What to work on:
Reproduce the following material exactly, including every line.

Data for the task:
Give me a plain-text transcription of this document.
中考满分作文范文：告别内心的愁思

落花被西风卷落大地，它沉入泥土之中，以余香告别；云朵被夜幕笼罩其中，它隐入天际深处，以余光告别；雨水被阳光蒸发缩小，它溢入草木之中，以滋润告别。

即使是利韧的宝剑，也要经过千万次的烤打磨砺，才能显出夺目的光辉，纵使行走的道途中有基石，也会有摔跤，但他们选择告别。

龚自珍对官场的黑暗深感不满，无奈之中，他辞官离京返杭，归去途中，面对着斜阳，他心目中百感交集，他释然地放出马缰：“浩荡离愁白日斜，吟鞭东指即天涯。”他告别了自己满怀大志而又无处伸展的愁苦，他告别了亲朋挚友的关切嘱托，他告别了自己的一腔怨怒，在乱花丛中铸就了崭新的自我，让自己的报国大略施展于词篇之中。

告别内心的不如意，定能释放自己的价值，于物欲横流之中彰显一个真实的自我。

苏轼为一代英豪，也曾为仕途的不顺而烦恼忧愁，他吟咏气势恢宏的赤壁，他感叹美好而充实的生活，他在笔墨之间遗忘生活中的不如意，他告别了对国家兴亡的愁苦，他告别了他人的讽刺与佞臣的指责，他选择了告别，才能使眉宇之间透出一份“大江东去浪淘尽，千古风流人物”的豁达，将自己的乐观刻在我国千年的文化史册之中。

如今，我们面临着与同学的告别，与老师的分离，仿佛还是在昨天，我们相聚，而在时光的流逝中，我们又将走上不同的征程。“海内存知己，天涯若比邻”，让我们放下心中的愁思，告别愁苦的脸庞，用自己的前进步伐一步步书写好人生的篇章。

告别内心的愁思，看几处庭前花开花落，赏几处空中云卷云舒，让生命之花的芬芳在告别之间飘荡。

Exercise answer:
Give me a plain-text transcription of this document.
中考满分作文范文：告别内心的愁思

落花被西风卷落大地，它沉入泥土之中，以余香告别；云朵被夜幕笼罩其中，它隐入天际深处，以余光告别；雨水被阳光蒸发缩小，它溢入草木之中，以滋润告别。

即使是利韧的宝剑，也要经过千万次的烤打磨砺，才能显出夺目的光辉，纵使行走的道途中有基石，也会有摔跤，但他们选择告别。

龚自珍对官场的黑暗深感不满，无奈之中，他辞官离京返杭，归去途中，面对着斜阳，他心目中百感交集，他释然地放出马缰：“浩荡离愁白日斜，吟鞭东指即天涯。”他告别了自己满怀大志而又无处伸展的愁苦，他告别了亲朋挚友的关切嘱托，他告别了自己的一腔怨怒，在乱花丛中铸就了崭新的自我，让自己的报国大略施展于词篇之中。

告别内心的不如意，定能释放自己的价值，于物欲横流之中彰显一个真实的自我。

苏轼为一代英豪，也曾为仕途的不顺而烦恼忧愁，他吟咏气势恢宏的赤壁，他感叹美好而充实的生活，他在笔墨之间遗忘生活中的不如意，他告别了对国家兴亡的愁苦，他告别了他人的讽刺与佞臣的指责，他选择了告别，才能使眉宇之间透出一份“大江东去浪淘尽，千古风流人物”的豁达，将自己的乐观刻在我国千年的文化史册之中。

如今，我们面临着与同学的告别，与老师的分离，仿佛还是在昨天，我们相聚，而在时光的流逝中，我们又将走上不同的征程。“海内存知己，天涯若比邻”，让我们放下心中的愁思，告别愁苦的脸庞，用自己的前进步伐一步步书写好人生的篇章。

告别内心的愁思，看几处庭前花开花落，赏几处空中云卷云舒，让生命之花的芬芳在告别之间飘荡。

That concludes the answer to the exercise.